# GIVEN INSTRUCTION
Write out the full listing exactly as given, minus the images.

# MATERIAL FOR THE TASK
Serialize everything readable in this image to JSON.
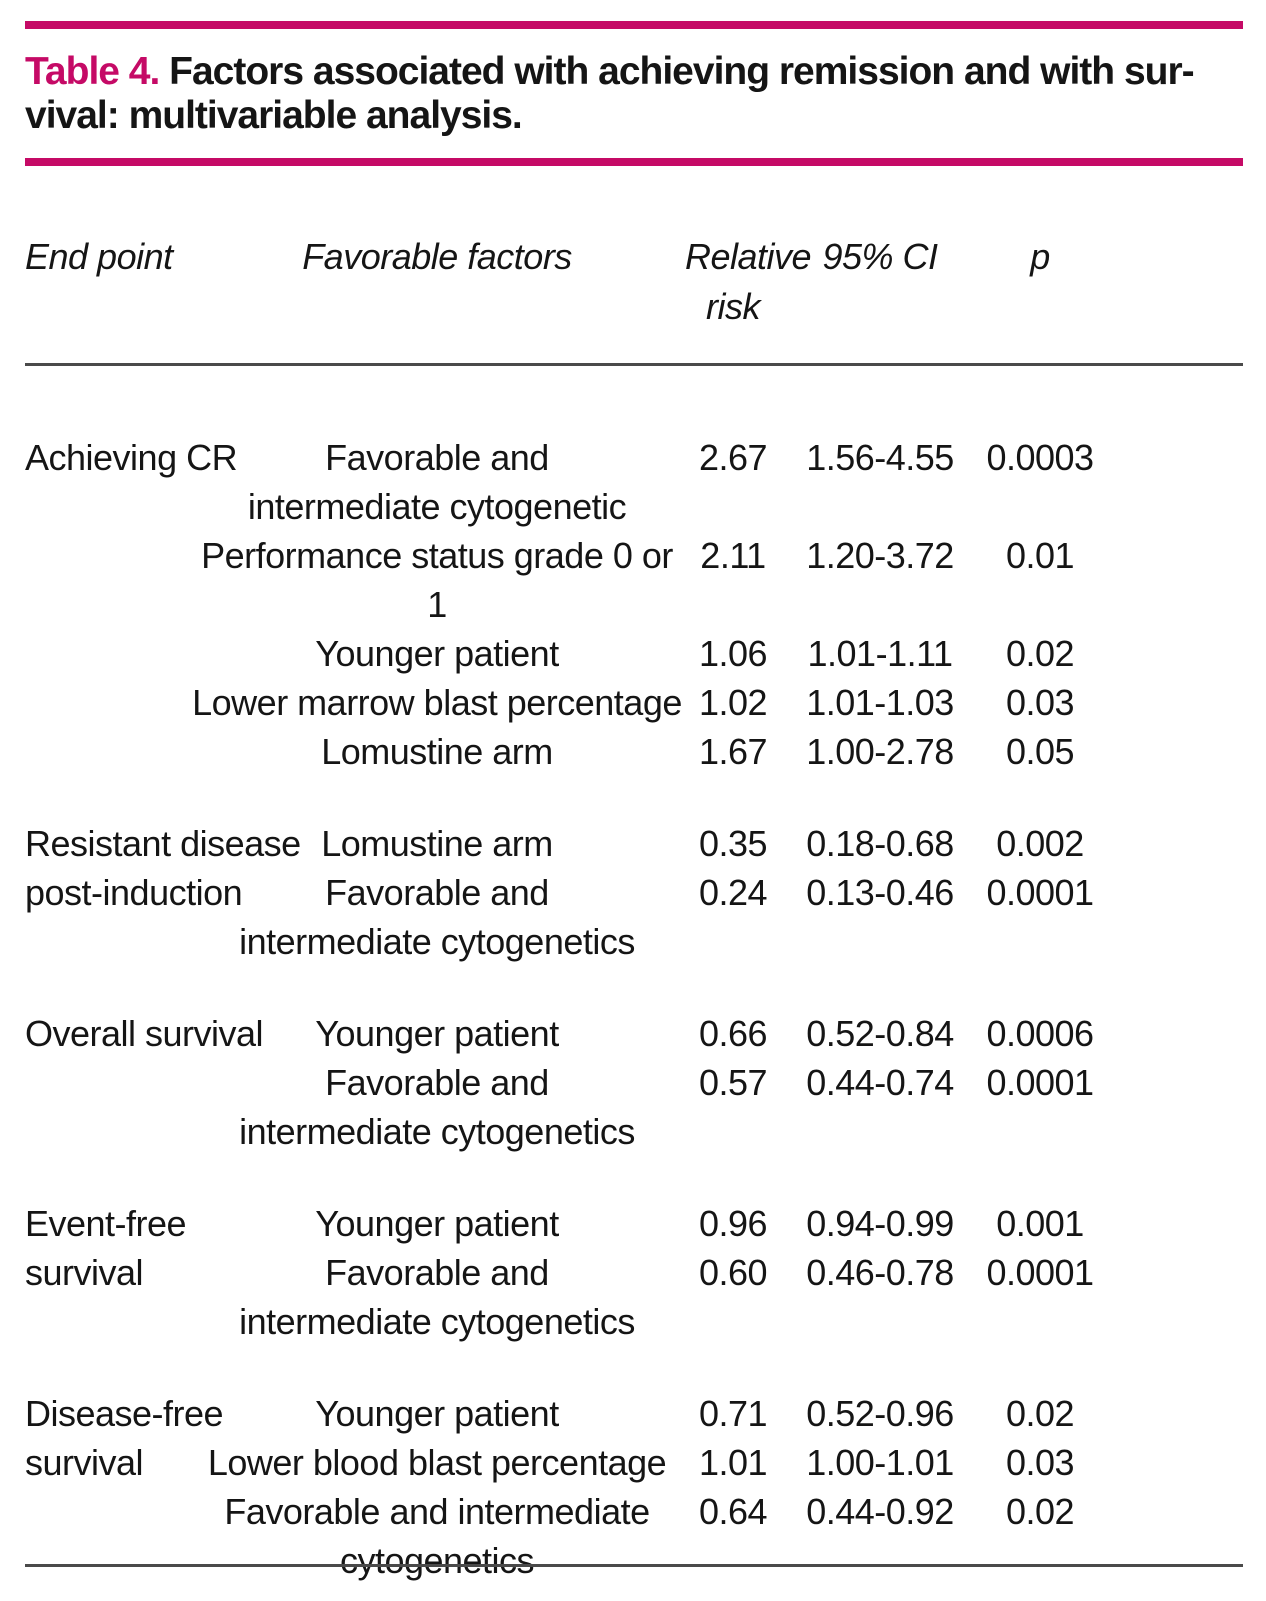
{
  "colors": {
    "accent_magenta": "#c50a66",
    "rule_gray": "#4a4a4a",
    "text": "#151515"
  },
  "title": {
    "label": "Table 4.",
    "line1": "Factors associated with achieving remission and with sur-",
    "line2": "vival: multivariable analysis."
  },
  "header": {
    "endpoint": "End point",
    "factors": "Favorable factors",
    "rr_line1": "Relative",
    "rr_line2": "risk",
    "ci": "95% CI",
    "p": "p"
  },
  "groups": [
    {
      "endpoint_lines": [
        "Achieving CR"
      ],
      "rows": [
        {
          "factor_lines": [
            "Favorable and",
            "intermediate cytogenetic"
          ],
          "rr": "2.67",
          "ci": "1.56-4.55",
          "p": "0.0003"
        },
        {
          "factor_lines": [
            "Performance status grade 0 or 1"
          ],
          "rr": "2.11",
          "ci": "1.20-3.72",
          "p": "0.01"
        },
        {
          "factor_lines": [
            "Younger patient"
          ],
          "rr": "1.06",
          "ci": "1.01-1.11",
          "p": "0.02"
        },
        {
          "factor_lines": [
            "Lower marrow blast percentage"
          ],
          "rr": "1.02",
          "ci": "1.01-1.03",
          "p": "0.03"
        },
        {
          "factor_lines": [
            "Lomustine arm"
          ],
          "rr": "1.67",
          "ci": "1.00-2.78",
          "p": "0.05"
        }
      ]
    },
    {
      "endpoint_lines": [
        "Resistant disease",
        "post-induction"
      ],
      "rows": [
        {
          "factor_lines": [
            "Lomustine arm"
          ],
          "rr": "0.35",
          "ci": "0.18-0.68",
          "p": "0.002"
        },
        {
          "factor_lines": [
            "Favorable and",
            "intermediate cytogenetics"
          ],
          "rr": "0.24",
          "ci": "0.13-0.46",
          "p": "0.0001"
        }
      ]
    },
    {
      "endpoint_lines": [
        "Overall survival"
      ],
      "rows": [
        {
          "factor_lines": [
            "Younger patient"
          ],
          "rr": "0.66",
          "ci": "0.52-0.84",
          "p": "0.0006"
        },
        {
          "factor_lines": [
            "Favorable and",
            "intermediate cytogenetics"
          ],
          "rr": "0.57",
          "ci": "0.44-0.74",
          "p": "0.0001"
        }
      ]
    },
    {
      "endpoint_lines": [
        "Event-free",
        "survival"
      ],
      "rows": [
        {
          "factor_lines": [
            "Younger patient"
          ],
          "rr": "0.96",
          "ci": "0.94-0.99",
          "p": "0.001"
        },
        {
          "factor_lines": [
            "Favorable and",
            "intermediate cytogenetics"
          ],
          "rr": "0.60",
          "ci": "0.46-0.78",
          "p": "0.0001"
        }
      ]
    },
    {
      "endpoint_lines": [
        "Disease-free",
        "survival"
      ],
      "rows": [
        {
          "factor_lines": [
            "Younger patient"
          ],
          "rr": "0.71",
          "ci": "0.52-0.96",
          "p": "0.02"
        },
        {
          "factor_lines": [
            "Lower blood blast percentage"
          ],
          "rr": "1.01",
          "ci": "1.00-1.01",
          "p": "0.03"
        },
        {
          "factor_lines": [
            "Favorable and intermediate",
            "cytogenetics"
          ],
          "rr": "0.64",
          "ci": "0.44-0.92",
          "p": "0.02"
        }
      ]
    }
  ]
}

# SOLUTION BELOW
Serialize everything readable in this image to JSON.
{
  "colors": {
    "accent_magenta": "#c50a66",
    "rule_gray": "#4a4a4a",
    "text": "#151515"
  },
  "title": {
    "label": "Table 4.",
    "line1": "Factors associated with achieving remission and with sur-",
    "line2": "vival: multivariable analysis."
  },
  "header": {
    "endpoint": "End point",
    "factors": "Favorable factors",
    "rr_line1": "Relative",
    "rr_line2": "risk",
    "ci": "95% CI",
    "p": "p"
  },
  "groups": [
    {
      "endpoint_lines": [
        "Achieving CR"
      ],
      "rows": [
        {
          "factor_lines": [
            "Favorable and",
            "intermediate cytogenetic"
          ],
          "rr": "2.67",
          "ci": "1.56-4.55",
          "p": "0.0003"
        },
        {
          "factor_lines": [
            "Performance status grade 0 or 1"
          ],
          "rr": "2.11",
          "ci": "1.20-3.72",
          "p": "0.01"
        },
        {
          "factor_lines": [
            "Younger patient"
          ],
          "rr": "1.06",
          "ci": "1.01-1.11",
          "p": "0.02"
        },
        {
          "factor_lines": [
            "Lower marrow blast percentage"
          ],
          "rr": "1.02",
          "ci": "1.01-1.03",
          "p": "0.03"
        },
        {
          "factor_lines": [
            "Lomustine arm"
          ],
          "rr": "1.67",
          "ci": "1.00-2.78",
          "p": "0.05"
        }
      ]
    },
    {
      "endpoint_lines": [
        "Resistant disease",
        "post-induction"
      ],
      "rows": [
        {
          "factor_lines": [
            "Lomustine arm"
          ],
          "rr": "0.35",
          "ci": "0.18-0.68",
          "p": "0.002"
        },
        {
          "factor_lines": [
            "Favorable and",
            "intermediate cytogenetics"
          ],
          "rr": "0.24",
          "ci": "0.13-0.46",
          "p": "0.0001"
        }
      ]
    },
    {
      "endpoint_lines": [
        "Overall survival"
      ],
      "rows": [
        {
          "factor_lines": [
            "Younger patient"
          ],
          "rr": "0.66",
          "ci": "0.52-0.84",
          "p": "0.0006"
        },
        {
          "factor_lines": [
            "Favorable and",
            "intermediate cytogenetics"
          ],
          "rr": "0.57",
          "ci": "0.44-0.74",
          "p": "0.0001"
        }
      ]
    },
    {
      "endpoint_lines": [
        "Event-free",
        "survival"
      ],
      "rows": [
        {
          "factor_lines": [
            "Younger patient"
          ],
          "rr": "0.96",
          "ci": "0.94-0.99",
          "p": "0.001"
        },
        {
          "factor_lines": [
            "Favorable and",
            "intermediate cytogenetics"
          ],
          "rr": "0.60",
          "ci": "0.46-0.78",
          "p": "0.0001"
        }
      ]
    },
    {
      "endpoint_lines": [
        "Disease-free",
        "survival"
      ],
      "rows": [
        {
          "factor_lines": [
            "Younger patient"
          ],
          "rr": "0.71",
          "ci": "0.52-0.96",
          "p": "0.02"
        },
        {
          "factor_lines": [
            "Lower blood blast percentage"
          ],
          "rr": "1.01",
          "ci": "1.00-1.01",
          "p": "0.03"
        },
        {
          "factor_lines": [
            "Favorable and intermediate",
            "cytogenetics"
          ],
          "rr": "0.64",
          "ci": "0.44-0.92",
          "p": "0.02"
        }
      ]
    }
  ]
}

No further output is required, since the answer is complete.